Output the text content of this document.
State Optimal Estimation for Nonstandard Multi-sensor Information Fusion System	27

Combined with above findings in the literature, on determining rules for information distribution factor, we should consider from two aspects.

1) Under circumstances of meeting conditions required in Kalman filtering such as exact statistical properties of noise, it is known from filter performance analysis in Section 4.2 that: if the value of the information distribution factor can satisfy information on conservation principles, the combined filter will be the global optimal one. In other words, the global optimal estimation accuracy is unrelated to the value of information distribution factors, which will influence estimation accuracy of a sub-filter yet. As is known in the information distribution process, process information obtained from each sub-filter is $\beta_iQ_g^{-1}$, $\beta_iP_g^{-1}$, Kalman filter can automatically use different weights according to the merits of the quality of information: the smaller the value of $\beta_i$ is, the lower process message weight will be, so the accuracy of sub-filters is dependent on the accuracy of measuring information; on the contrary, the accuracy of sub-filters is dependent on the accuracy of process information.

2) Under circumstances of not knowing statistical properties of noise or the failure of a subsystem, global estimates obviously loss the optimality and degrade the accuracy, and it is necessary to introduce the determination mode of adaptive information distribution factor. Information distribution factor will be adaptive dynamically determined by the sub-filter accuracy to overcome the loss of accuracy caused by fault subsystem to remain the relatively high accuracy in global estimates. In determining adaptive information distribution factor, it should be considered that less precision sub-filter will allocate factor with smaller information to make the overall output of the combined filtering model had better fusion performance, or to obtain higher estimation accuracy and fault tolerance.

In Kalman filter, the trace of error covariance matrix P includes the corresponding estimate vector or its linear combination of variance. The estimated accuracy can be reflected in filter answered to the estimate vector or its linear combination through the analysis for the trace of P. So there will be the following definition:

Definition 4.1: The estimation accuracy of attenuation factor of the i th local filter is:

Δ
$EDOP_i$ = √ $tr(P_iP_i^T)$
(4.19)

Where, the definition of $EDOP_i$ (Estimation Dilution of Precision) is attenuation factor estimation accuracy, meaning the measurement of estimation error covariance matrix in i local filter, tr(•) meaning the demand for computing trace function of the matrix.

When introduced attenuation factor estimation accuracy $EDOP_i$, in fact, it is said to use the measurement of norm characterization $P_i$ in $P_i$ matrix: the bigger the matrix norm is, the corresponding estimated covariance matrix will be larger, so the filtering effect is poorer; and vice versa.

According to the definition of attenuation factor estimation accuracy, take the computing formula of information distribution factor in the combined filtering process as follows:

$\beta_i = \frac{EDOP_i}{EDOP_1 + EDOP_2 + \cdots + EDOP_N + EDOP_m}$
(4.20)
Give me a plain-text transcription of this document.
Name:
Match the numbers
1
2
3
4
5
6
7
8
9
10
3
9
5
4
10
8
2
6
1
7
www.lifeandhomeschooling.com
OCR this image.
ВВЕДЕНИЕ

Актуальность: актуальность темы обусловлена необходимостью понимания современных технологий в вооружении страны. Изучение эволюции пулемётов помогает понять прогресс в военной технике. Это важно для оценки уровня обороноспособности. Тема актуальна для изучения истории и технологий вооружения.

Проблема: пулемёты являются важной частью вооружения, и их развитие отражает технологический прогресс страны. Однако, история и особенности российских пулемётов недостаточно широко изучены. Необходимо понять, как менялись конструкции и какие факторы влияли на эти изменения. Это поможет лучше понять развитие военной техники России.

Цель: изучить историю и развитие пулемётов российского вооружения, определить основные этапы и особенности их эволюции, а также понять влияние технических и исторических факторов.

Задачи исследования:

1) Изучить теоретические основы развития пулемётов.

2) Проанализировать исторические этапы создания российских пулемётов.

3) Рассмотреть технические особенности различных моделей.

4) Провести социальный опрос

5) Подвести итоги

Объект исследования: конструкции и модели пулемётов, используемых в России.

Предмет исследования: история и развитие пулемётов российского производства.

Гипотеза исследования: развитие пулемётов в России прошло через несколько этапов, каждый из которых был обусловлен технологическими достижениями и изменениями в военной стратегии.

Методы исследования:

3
+===+
- _TASK INSTRUCTIONS_
Copy every record exactly, with nothing added or dropped.

- _PROBLEM SOLUTION_
Output the text content of this document.
State Optimal Estimation for Nonstandard Multi-sensor Information Fusion System	27

Combined with above findings in the literature, on determining rules for information distribution factor, we should consider from two aspects.

1) Under circumstances of meeting conditions required in Kalman filtering such as exact statistical properties of noise, it is known from filter performance analysis in Section 4.2 that: if the value of the information distribution factor can satisfy information on conservation principles, the combined filter will be the global optimal one. In other words, the global optimal estimation accuracy is unrelated to the value of information distribution factors, which will influence estimation accuracy of a sub-filter yet. As is known in the information distribution process, process information obtained from each sub-filter is $\beta_iQ_g^{-1}$, $\beta_iP_g^{-1}$, Kalman filter can automatically use different weights according to the merits of the quality of information: the smaller the value of $\beta_i$ is, the lower process message weight will be, so the accuracy of sub-filters is dependent on the accuracy of measuring information; on the contrary, the accuracy of sub-filters is dependent on the accuracy of process information.

2) Under circumstances of not knowing statistical properties of noise or the failure of a subsystem, global estimates obviously loss the optimality and degrade the accuracy, and it is necessary to introduce the determination mode of adaptive information distribution factor. Information distribution factor will be adaptive dynamically determined by the sub-filter accuracy to overcome the loss of accuracy caused by fault subsystem to remain the relatively high accuracy in global estimates. In determining adaptive information distribution factor, it should be considered that less precision sub-filter will allocate factor with smaller information to make the overall output of the combined filtering model had better fusion performance, or to obtain higher estimation accuracy and fault tolerance.

In Kalman filter, the trace of error covariance matrix P includes the corresponding estimate vector or its linear combination of variance. The estimated accuracy can be reflected in filter answered to the estimate vector or its linear combination through the analysis for the trace of P. So there will be the following definition:

Definition 4.1: The estimation accuracy of attenuation factor of the i th local filter is:

Δ
$EDOP_i$ = √ $tr(P_iP_i^T)$
(4.19)

Where, the definition of $EDOP_i$ (Estimation Dilution of Precision) is attenuation factor estimation accuracy, meaning the measurement of estimation error covariance matrix in i local filter, tr(•) meaning the demand for computing trace function of the matrix.

When introduced attenuation factor estimation accuracy $EDOP_i$, in fact, it is said to use the measurement of norm characterization $P_i$ in $P_i$ matrix: the bigger the matrix norm is, the corresponding estimated covariance matrix will be larger, so the filtering effect is poorer; and vice versa.

According to the definition of attenuation factor estimation accuracy, take the computing formula of information distribution factor in the combined filtering process as follows:

$\beta_i = \frac{EDOP_i}{EDOP_1 + EDOP_2 + \cdots + EDOP_N + EDOP_m}$
(4.20)
Give me a plain-text transcription of this document.
Name:
Match the numbers
1
2
3
4
5
6
7
8
9
10
3
9
5
4
10
8
2
6
1
7
www.lifeandhomeschooling.com
OCR this image.
ВВЕДЕНИЕ

Актуальность: актуальность темы обусловлена необходимостью понимания современных технологий в вооружении страны. Изучение эволюции пулемётов помогает понять прогресс в военной технике. Это важно для оценки уровня обороноспособности. Тема актуальна для изучения истории и технологий вооружения.

Проблема: пулемёты являются важной частью вооружения, и их развитие отражает технологический прогресс страны. Однако, история и особенности российских пулемётов недостаточно широко изучены. Необходимо понять, как менялись конструкции и какие факторы влияли на эти изменения. Это поможет лучше понять развитие военной техники России.

Цель: изучить историю и развитие пулемётов российского вооружения, определить основные этапы и особенности их эволюции, а также понять влияние технических и исторических факторов.

Задачи исследования:

1) Изучить теоретические основы развития пулемётов.

2) Проанализировать исторические этапы создания российских пулемётов.

3) Рассмотреть технические особенности различных моделей.

4) Провести социальный опрос

5) Подвести итоги

Объект исследования: конструкции и модели пулемётов, используемых в России.

Предмет исследования: история и развитие пулемётов российского производства.

Гипотеза исследования: развитие пулемётов в России прошло через несколько этапов, каждый из которых был обусловлен технологическими достижениями и изменениями в военной стратегии.

Методы исследования:

3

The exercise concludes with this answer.